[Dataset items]

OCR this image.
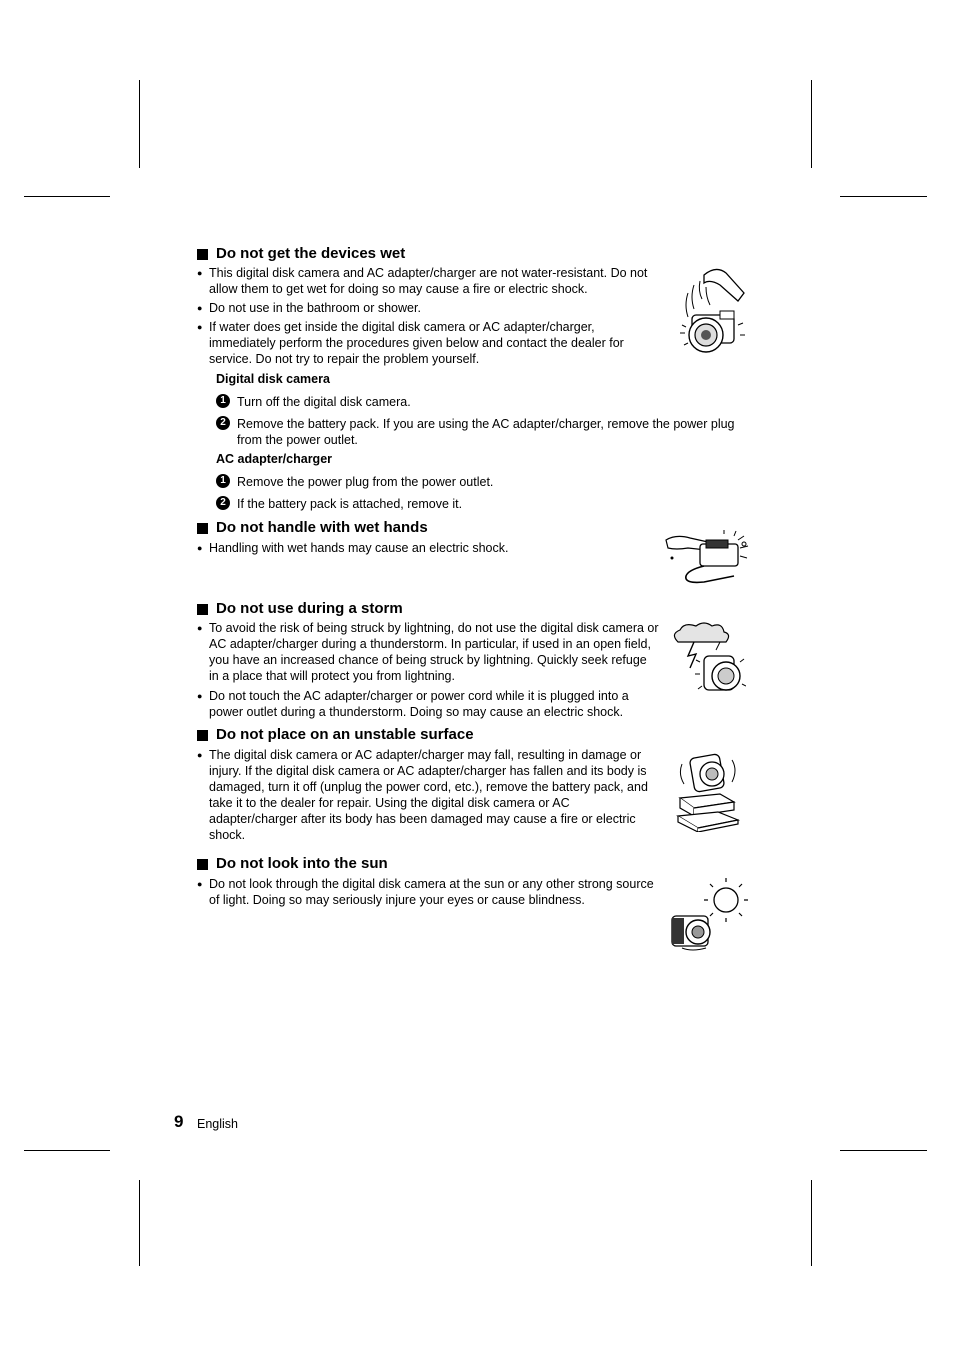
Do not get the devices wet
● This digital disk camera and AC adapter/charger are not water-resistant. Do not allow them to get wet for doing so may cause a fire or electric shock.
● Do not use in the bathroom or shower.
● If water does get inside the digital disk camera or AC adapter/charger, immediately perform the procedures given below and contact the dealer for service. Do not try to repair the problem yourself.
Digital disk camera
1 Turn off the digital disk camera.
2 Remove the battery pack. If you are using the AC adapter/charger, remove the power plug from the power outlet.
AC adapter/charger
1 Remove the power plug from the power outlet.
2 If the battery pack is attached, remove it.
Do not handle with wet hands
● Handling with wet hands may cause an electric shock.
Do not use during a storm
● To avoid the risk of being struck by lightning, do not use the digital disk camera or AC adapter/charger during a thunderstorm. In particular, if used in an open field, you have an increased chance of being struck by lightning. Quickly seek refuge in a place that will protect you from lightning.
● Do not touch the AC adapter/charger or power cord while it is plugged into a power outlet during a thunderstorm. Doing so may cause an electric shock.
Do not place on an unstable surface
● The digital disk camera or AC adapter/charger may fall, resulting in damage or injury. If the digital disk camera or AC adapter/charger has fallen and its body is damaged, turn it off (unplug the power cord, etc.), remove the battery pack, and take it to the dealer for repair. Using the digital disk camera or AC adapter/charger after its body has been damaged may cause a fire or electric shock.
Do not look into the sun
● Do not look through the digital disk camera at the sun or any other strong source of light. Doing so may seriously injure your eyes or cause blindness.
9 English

## Aim of the task
For the listing above, identify each line bearing "electric".

## Solved problem
● This digital disk camera and AC adapter/charger are not water-resistant. Do not allow them to get wet for doing so may cause a fire or electric shock.
● Handling with wet hands may cause an electric shock.
● Do not touch the AC adapter/charger or power cord while it is plugged into a power outlet during a thunderstorm. Doing so may cause an electric shock.
● The digital disk camera or AC adapter/charger may fall, resulting in damage or injury. If the digital disk camera or AC adapter/charger has fallen and its body is damaged, turn it off (unplug the power cord, etc.), remove the battery pack, and take it to the dealer for repair. Using the digital disk camera or AC adapter/charger after its body has been damaged may cause a fire or electric shock.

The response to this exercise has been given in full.